— start of ROWS —
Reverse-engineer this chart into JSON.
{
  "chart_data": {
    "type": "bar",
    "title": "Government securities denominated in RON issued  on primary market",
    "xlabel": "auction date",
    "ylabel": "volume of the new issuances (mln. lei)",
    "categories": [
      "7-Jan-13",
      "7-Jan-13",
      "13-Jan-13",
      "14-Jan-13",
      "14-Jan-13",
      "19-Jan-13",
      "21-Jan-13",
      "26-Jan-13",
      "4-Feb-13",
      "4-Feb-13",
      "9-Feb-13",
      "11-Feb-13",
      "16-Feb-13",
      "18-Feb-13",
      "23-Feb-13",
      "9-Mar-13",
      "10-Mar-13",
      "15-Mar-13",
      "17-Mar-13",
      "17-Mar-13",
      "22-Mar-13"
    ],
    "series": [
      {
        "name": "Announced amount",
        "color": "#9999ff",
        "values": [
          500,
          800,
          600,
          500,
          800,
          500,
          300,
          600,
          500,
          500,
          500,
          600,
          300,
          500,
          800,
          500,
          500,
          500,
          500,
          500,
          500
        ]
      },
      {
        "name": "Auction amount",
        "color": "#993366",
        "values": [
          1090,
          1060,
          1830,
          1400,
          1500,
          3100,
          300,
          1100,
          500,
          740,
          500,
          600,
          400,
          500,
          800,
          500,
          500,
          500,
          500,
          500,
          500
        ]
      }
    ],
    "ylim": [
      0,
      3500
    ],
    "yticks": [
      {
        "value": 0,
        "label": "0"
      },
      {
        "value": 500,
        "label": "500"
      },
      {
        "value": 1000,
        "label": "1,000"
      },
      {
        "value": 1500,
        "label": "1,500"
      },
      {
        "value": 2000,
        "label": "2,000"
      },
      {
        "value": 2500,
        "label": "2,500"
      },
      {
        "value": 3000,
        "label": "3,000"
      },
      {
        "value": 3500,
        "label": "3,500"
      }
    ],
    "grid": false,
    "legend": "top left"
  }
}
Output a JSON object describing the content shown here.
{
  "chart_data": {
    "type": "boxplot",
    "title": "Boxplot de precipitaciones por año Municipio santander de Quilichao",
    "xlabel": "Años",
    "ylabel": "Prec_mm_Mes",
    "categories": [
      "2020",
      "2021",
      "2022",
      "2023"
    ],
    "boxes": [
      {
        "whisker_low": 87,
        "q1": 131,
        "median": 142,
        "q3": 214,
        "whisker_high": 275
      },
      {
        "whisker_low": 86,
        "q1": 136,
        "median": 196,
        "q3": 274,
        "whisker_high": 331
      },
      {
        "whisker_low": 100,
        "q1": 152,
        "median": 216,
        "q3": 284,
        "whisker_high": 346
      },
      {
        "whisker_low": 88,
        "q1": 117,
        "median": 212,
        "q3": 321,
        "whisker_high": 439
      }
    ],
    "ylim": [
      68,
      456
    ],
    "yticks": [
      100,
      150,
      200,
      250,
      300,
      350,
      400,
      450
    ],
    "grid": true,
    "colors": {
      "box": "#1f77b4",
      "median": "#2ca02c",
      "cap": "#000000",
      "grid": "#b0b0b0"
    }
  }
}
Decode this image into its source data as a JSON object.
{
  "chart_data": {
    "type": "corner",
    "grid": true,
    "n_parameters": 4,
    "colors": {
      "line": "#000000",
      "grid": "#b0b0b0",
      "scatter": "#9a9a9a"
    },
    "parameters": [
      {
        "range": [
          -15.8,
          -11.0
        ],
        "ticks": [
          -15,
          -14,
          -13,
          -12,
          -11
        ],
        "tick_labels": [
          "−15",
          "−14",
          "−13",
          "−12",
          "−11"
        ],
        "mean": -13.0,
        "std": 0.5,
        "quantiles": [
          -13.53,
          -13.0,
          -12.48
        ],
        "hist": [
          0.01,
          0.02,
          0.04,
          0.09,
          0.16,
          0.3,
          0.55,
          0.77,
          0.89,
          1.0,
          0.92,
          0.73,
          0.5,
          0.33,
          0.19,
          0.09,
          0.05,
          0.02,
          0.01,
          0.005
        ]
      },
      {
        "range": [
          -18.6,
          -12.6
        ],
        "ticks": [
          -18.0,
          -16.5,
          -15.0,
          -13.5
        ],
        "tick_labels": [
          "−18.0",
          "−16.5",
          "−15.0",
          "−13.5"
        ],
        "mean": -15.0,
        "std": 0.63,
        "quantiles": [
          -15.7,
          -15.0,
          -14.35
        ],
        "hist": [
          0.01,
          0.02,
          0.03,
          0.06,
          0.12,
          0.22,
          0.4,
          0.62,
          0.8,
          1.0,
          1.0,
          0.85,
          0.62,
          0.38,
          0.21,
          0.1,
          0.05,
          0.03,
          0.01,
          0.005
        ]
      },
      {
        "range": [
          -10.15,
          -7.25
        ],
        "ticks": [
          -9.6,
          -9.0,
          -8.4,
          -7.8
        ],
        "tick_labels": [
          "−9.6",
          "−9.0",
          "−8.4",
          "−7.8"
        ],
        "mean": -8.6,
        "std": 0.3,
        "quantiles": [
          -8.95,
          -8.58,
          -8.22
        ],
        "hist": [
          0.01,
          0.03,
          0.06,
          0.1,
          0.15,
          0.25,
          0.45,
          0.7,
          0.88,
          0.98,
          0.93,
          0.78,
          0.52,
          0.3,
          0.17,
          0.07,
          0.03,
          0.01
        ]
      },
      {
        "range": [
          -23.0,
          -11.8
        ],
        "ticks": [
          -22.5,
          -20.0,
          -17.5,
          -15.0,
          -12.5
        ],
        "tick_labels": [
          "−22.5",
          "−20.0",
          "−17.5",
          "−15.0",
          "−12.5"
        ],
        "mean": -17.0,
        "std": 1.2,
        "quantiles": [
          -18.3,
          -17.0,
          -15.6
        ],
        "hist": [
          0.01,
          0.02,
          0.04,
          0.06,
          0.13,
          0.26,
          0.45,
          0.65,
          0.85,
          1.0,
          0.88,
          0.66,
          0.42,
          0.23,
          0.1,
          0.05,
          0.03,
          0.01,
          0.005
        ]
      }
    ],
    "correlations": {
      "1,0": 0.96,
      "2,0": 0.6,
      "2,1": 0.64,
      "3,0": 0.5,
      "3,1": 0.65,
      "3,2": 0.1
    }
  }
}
— end of ROWS —
- EXERCISE GOAL -
Hand back the material above in full, exactly as written.

- COMPLETED EXERCISE -
Reverse-engineer this chart into JSON.
{
  "chart_data": {
    "type": "bar",
    "title": "Government securities denominated in RON issued  on primary market",
    "xlabel": "auction date",
    "ylabel": "volume of the new issuances (mln. lei)",
    "categories": [
      "7-Jan-13",
      "7-Jan-13",
      "13-Jan-13",
      "14-Jan-13",
      "14-Jan-13",
      "19-Jan-13",
      "21-Jan-13",
      "26-Jan-13",
      "4-Feb-13",
      "4-Feb-13",
      "9-Feb-13",
      "11-Feb-13",
      "16-Feb-13",
      "18-Feb-13",
      "23-Feb-13",
      "9-Mar-13",
      "10-Mar-13",
      "15-Mar-13",
      "17-Mar-13",
      "17-Mar-13",
      "22-Mar-13"
    ],
    "series": [
      {
        "name": "Announced amount",
        "color": "#9999ff",
        "values": [
          500,
          800,
          600,
          500,
          800,
          500,
          300,
          600,
          500,
          500,
          500,
          600,
          300,
          500,
          800,
          500,
          500,
          500,
          500,
          500,
          500
        ]
      },
      {
        "name": "Auction amount",
        "color": "#993366",
        "values": [
          1090,
          1060,
          1830,
          1400,
          1500,
          3100,
          300,
          1100,
          500,
          740,
          500,
          600,
          400,
          500,
          800,
          500,
          500,
          500,
          500,
          500,
          500
        ]
      }
    ],
    "ylim": [
      0,
      3500
    ],
    "yticks": [
      {
        "value": 0,
        "label": "0"
      },
      {
        "value": 500,
        "label": "500"
      },
      {
        "value": 1000,
        "label": "1,000"
      },
      {
        "value": 1500,
        "label": "1,500"
      },
      {
        "value": 2000,
        "label": "2,000"
      },
      {
        "value": 2500,
        "label": "2,500"
      },
      {
        "value": 3000,
        "label": "3,000"
      },
      {
        "value": 3500,
        "label": "3,500"
      }
    ],
    "grid": false,
    "legend": "top left"
  }
}
Output a JSON object describing the content shown here.
{
  "chart_data": {
    "type": "boxplot",
    "title": "Boxplot de precipitaciones por año Municipio santander de Quilichao",
    "xlabel": "Años",
    "ylabel": "Prec_mm_Mes",
    "categories": [
      "2020",
      "2021",
      "2022",
      "2023"
    ],
    "boxes": [
      {
        "whisker_low": 87,
        "q1": 131,
        "median": 142,
        "q3": 214,
        "whisker_high": 275
      },
      {
        "whisker_low": 86,
        "q1": 136,
        "median": 196,
        "q3": 274,
        "whisker_high": 331
      },
      {
        "whisker_low": 100,
        "q1": 152,
        "median": 216,
        "q3": 284,
        "whisker_high": 346
      },
      {
        "whisker_low": 88,
        "q1": 117,
        "median": 212,
        "q3": 321,
        "whisker_high": 439
      }
    ],
    "ylim": [
      68,
      456
    ],
    "yticks": [
      100,
      150,
      200,
      250,
      300,
      350,
      400,
      450
    ],
    "grid": true,
    "colors": {
      "box": "#1f77b4",
      "median": "#2ca02c",
      "cap": "#000000",
      "grid": "#b0b0b0"
    }
  }
}
Decode this image into its source data as a JSON object.
{
  "chart_data": {
    "type": "corner",
    "grid": true,
    "n_parameters": 4,
    "colors": {
      "line": "#000000",
      "grid": "#b0b0b0",
      "scatter": "#9a9a9a"
    },
    "parameters": [
      {
        "range": [
          -15.8,
          -11.0
        ],
        "ticks": [
          -15,
          -14,
          -13,
          -12,
          -11
        ],
        "tick_labels": [
          "−15",
          "−14",
          "−13",
          "−12",
          "−11"
        ],
        "mean": -13.0,
        "std": 0.5,
        "quantiles": [
          -13.53,
          -13.0,
          -12.48
        ],
        "hist": [
          0.01,
          0.02,
          0.04,
          0.09,
          0.16,
          0.3,
          0.55,
          0.77,
          0.89,
          1.0,
          0.92,
          0.73,
          0.5,
          0.33,
          0.19,
          0.09,
          0.05,
          0.02,
          0.01,
          0.005
        ]
      },
      {
        "range": [
          -18.6,
          -12.6
        ],
        "ticks": [
          -18.0,
          -16.5,
          -15.0,
          -13.5
        ],
        "tick_labels": [
          "−18.0",
          "−16.5",
          "−15.0",
          "−13.5"
        ],
        "mean": -15.0,
        "std": 0.63,
        "quantiles": [
          -15.7,
          -15.0,
          -14.35
        ],
        "hist": [
          0.01,
          0.02,
          0.03,
          0.06,
          0.12,
          0.22,
          0.4,
          0.62,
          0.8,
          1.0,
          1.0,
          0.85,
          0.62,
          0.38,
          0.21,
          0.1,
          0.05,
          0.03,
          0.01,
          0.005
        ]
      },
      {
        "range": [
          -10.15,
          -7.25
        ],
        "ticks": [
          -9.6,
          -9.0,
          -8.4,
          -7.8
        ],
        "tick_labels": [
          "−9.6",
          "−9.0",
          "−8.4",
          "−7.8"
        ],
        "mean": -8.6,
        "std": 0.3,
        "quantiles": [
          -8.95,
          -8.58,
          -8.22
        ],
        "hist": [
          0.01,
          0.03,
          0.06,
          0.1,
          0.15,
          0.25,
          0.45,
          0.7,
          0.88,
          0.98,
          0.93,
          0.78,
          0.52,
          0.3,
          0.17,
          0.07,
          0.03,
          0.01
        ]
      },
      {
        "range": [
          -23.0,
          -11.8
        ],
        "ticks": [
          -22.5,
          -20.0,
          -17.5,
          -15.0,
          -12.5
        ],
        "tick_labels": [
          "−22.5",
          "−20.0",
          "−17.5",
          "−15.0",
          "−12.5"
        ],
        "mean": -17.0,
        "std": 1.2,
        "quantiles": [
          -18.3,
          -17.0,
          -15.6
        ],
        "hist": [
          0.01,
          0.02,
          0.04,
          0.06,
          0.13,
          0.26,
          0.45,
          0.65,
          0.85,
          1.0,
          0.88,
          0.66,
          0.42,
          0.23,
          0.1,
          0.05,
          0.03,
          0.01,
          0.005
        ]
      }
    ],
    "correlations": {
      "1,0": 0.96,
      "2,0": 0.6,
      "2,1": 0.64,
      "3,0": 0.5,
      "3,1": 0.65,
      "3,2": 0.1
    }
  }
}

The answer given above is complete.